Prompt
Without including any image, repeat every record exactly.

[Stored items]
● ● ●

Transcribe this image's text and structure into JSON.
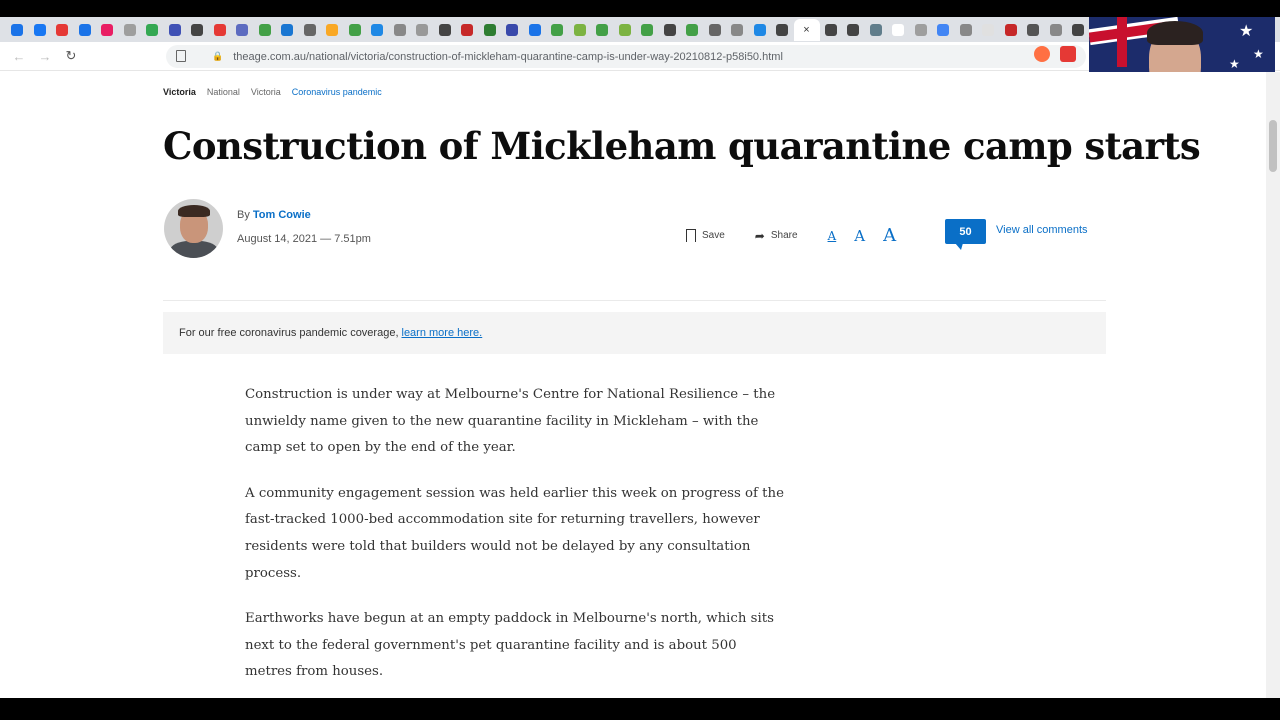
{
  "browser": {
    "url": "theage.com.au/national/victoria/construction-of-mickleham-quarantine-camp-is-under-way-20210812-p58i50.html",
    "active_tab_close": "×",
    "tab_colors": [
      "#1a73e8",
      "#1877f2",
      "#e53935",
      "#1a73e8",
      "#e91e63",
      "#9e9e9e",
      "#34a853",
      "#3f51b5",
      "#444",
      "#e53935",
      "#5c6bc0",
      "#43a047",
      "#1976d2",
      "#666",
      "#f9a825",
      "#43a047",
      "#1e88e5",
      "#888",
      "#999",
      "#444",
      "#c62828",
      "#2e7d32",
      "#3949ab",
      "#1a73e8",
      "#43a047",
      "#7cb342",
      "#43a047",
      "#7cb342",
      "#43a047",
      "#444",
      "#43a047",
      "#666",
      "#888",
      "#1e88e5",
      "#444",
      "#444",
      "#444",
      "#607d8b",
      "#fff",
      "#9e9e9e",
      "#4285f4",
      "#888",
      "#e0e0e0",
      "#c62828",
      "#555",
      "#888",
      "#444",
      "#1da1f2",
      "#444",
      "#444",
      "#1565c0",
      "#444",
      "#43a047",
      "#444",
      "#666"
    ]
  },
  "article": {
    "breadcrumb": [
      "Victoria",
      "National",
      "Victoria",
      "Coronavirus pandemic"
    ],
    "headline": "Construction of Mickleham quarantine camp starts",
    "by_label": "By",
    "author": "Tom Cowie",
    "date": "August 14, 2021 — 7.51pm",
    "save_label": "Save",
    "share_label": "Share",
    "font_small": "A",
    "font_medium": "A",
    "font_large": "A",
    "comment_count": "50",
    "view_comments": "View all comments",
    "notice_text": "For our free coronavirus pandemic coverage,",
    "notice_link": "learn more here.",
    "paragraphs": [
      "Construction is under way at Melbourne's Centre for National Resilience – the unwieldy name given to the new quarantine facility in Mickleham – with the camp set to open by the end of the year.",
      "A community engagement session was held earlier this week on progress of the fast-tracked 1000-bed accommodation site for returning travellers, however residents were told that builders would not be delayed by any consultation process.",
      "Earthworks have begun at an empty paddock in Melbourne's north, which sits next to the federal government's pet quarantine facility and is about 500 metres from houses."
    ]
  }
}
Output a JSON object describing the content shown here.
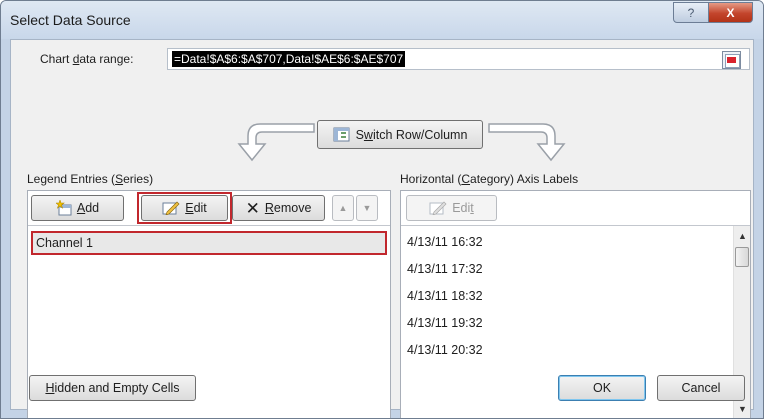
{
  "window": {
    "title": "Select Data Source",
    "help_glyph": "?",
    "close_glyph": "X"
  },
  "range": {
    "label_pre": "Chart ",
    "label_accel": "d",
    "label_post": "ata range:",
    "value": "=Data!$A$6:$A$707,Data!$AE$6:$AE$707"
  },
  "switch_button": {
    "pre": "S",
    "accel": "w",
    "post": "itch Row/Column"
  },
  "legend": {
    "label_pre": "Legend Entries (",
    "label_accel": "S",
    "label_post": "eries)",
    "add_accel": "A",
    "add_post": "dd",
    "edit_accel": "E",
    "edit_post": "dit",
    "remove_accel": "R",
    "remove_post": "emove",
    "up_glyph": "▲",
    "down_glyph": "▼",
    "items": [
      "Channel 1"
    ]
  },
  "axis": {
    "label_pre": "Horizontal (",
    "label_accel": "C",
    "label_post": "ategory) Axis Labels",
    "edit_pre": "Edi",
    "edit_accel": "t",
    "items": [
      "4/13/11 16:32",
      "4/13/11 17:32",
      "4/13/11 18:32",
      "4/13/11 19:32",
      "4/13/11 20:32"
    ]
  },
  "footer": {
    "hidden_accel": "H",
    "hidden_post": "idden and Empty Cells",
    "ok_label": "OK",
    "cancel_label": "Cancel"
  },
  "colors": {
    "highlight_red": "#c1272d",
    "selection_black": "#000000",
    "dialog_gray": "#f0f0f0",
    "frame_blue": "#c4d3e6"
  }
}
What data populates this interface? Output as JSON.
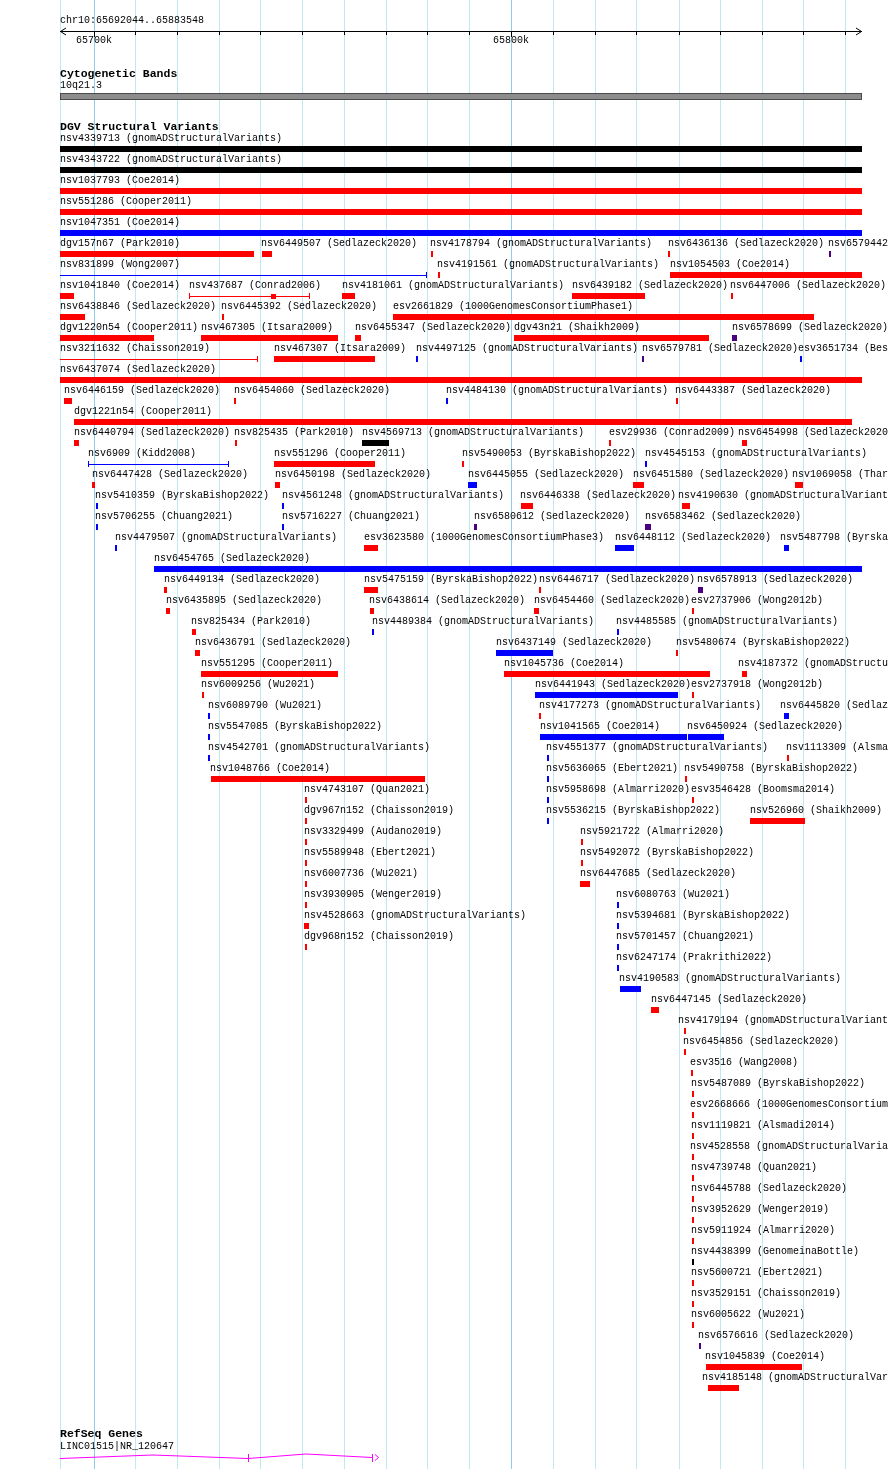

● ● ●

Answer to the exercise
Transcribe this image's text and structure into JSON.
{
  "browser": {
    "url": "theage.com.au/national/victoria/construction-of-mickleham-quarantine-camp-is-under-way-20210812-p58i50.html",
    "active_tab_close": "×",
    "tab_colors": [
      "#1a73e8",
      "#1877f2",
      "#e53935",
      "#1a73e8",
      "#e91e63",
      "#9e9e9e",
      "#34a853",
      "#3f51b5",
      "#444",
      "#e53935",
      "#5c6bc0",
      "#43a047",
      "#1976d2",
      "#666",
      "#f9a825",
      "#43a047",
      "#1e88e5",
      "#888",
      "#999",
      "#444",
      "#c62828",
      "#2e7d32",
      "#3949ab",
      "#1a73e8",
      "#43a047",
      "#7cb342",
      "#43a047",
      "#7cb342",
      "#43a047",
      "#444",
      "#43a047",
      "#666",
      "#888",
      "#1e88e5",
      "#444",
      "#444",
      "#444",
      "#607d8b",
      "#fff",
      "#9e9e9e",
      "#4285f4",
      "#888",
      "#e0e0e0",
      "#c62828",
      "#555",
      "#888",
      "#444",
      "#1da1f2",
      "#444",
      "#444",
      "#1565c0",
      "#444",
      "#43a047",
      "#444",
      "#666"
    ]
  },
  "article": {
    "breadcrumb": [
      "Victoria",
      "National",
      "Victoria",
      "Coronavirus pandemic"
    ],
    "headline": "Construction of Mickleham quarantine camp starts",
    "by_label": "By",
    "author": "Tom Cowie",
    "date": "August 14, 2021 — 7.51pm",
    "save_label": "Save",
    "share_label": "Share",
    "font_small": "A",
    "font_medium": "A",
    "font_large": "A",
    "comment_count": "50",
    "view_comments": "View all comments",
    "notice_text": "For our free coronavirus pandemic coverage,",
    "notice_link": "learn more here.",
    "paragraphs": [
      "Construction is under way at Melbourne's Centre for National Resilience – the unwieldy name given to the new quarantine facility in Mickleham – with the camp set to open by the end of the year.",
      "A community engagement session was held earlier this week on progress of the fast-tracked 1000-bed accommodation site for returning travellers, however residents were told that builders would not be delayed by any consultation process.",
      "Earthworks have begun at an empty paddock in Melbourne's north, which sits next to the federal government's pet quarantine facility and is about 500 metres from houses."
    ]
  }
}
Output a JSON object describing the content shown here.
{
  "window": {
    "title": "Select Data Source",
    "help_glyph": "?",
    "close_glyph": "X"
  },
  "range": {
    "label_pre": "Chart ",
    "label_accel": "d",
    "label_post": "ata range:",
    "value": "=Data!$A$6:$A$707,Data!$AE$6:$AE$707"
  },
  "switch_button": {
    "pre": "S",
    "accel": "w",
    "post": "itch Row/Column"
  },
  "legend": {
    "label_pre": "Legend Entries (",
    "label_accel": "S",
    "label_post": "eries)",
    "add_accel": "A",
    "add_post": "dd",
    "edit_accel": "E",
    "edit_post": "dit",
    "remove_accel": "R",
    "remove_post": "emove",
    "up_glyph": "▲",
    "down_glyph": "▼",
    "items": [
      "Channel 1"
    ]
  },
  "axis": {
    "label_pre": "Horizontal (",
    "label_accel": "C",
    "label_post": "ategory) Axis Labels",
    "edit_pre": "Edi",
    "edit_accel": "t",
    "items": [
      "4/13/11 16:32",
      "4/13/11 17:32",
      "4/13/11 18:32",
      "4/13/11 19:32",
      "4/13/11 20:32"
    ]
  },
  "footer": {
    "hidden_accel": "H",
    "hidden_post": "idden and Empty Cells",
    "ok_label": "OK",
    "cancel_label": "Cancel"
  },
  "colors": {
    "highlight_red": "#c1272d",
    "selection_black": "#000000",
    "dialog_gray": "#f0f0f0",
    "frame_blue": "#c4d3e6"
  }
}
What data populates this interface? Output as JSON.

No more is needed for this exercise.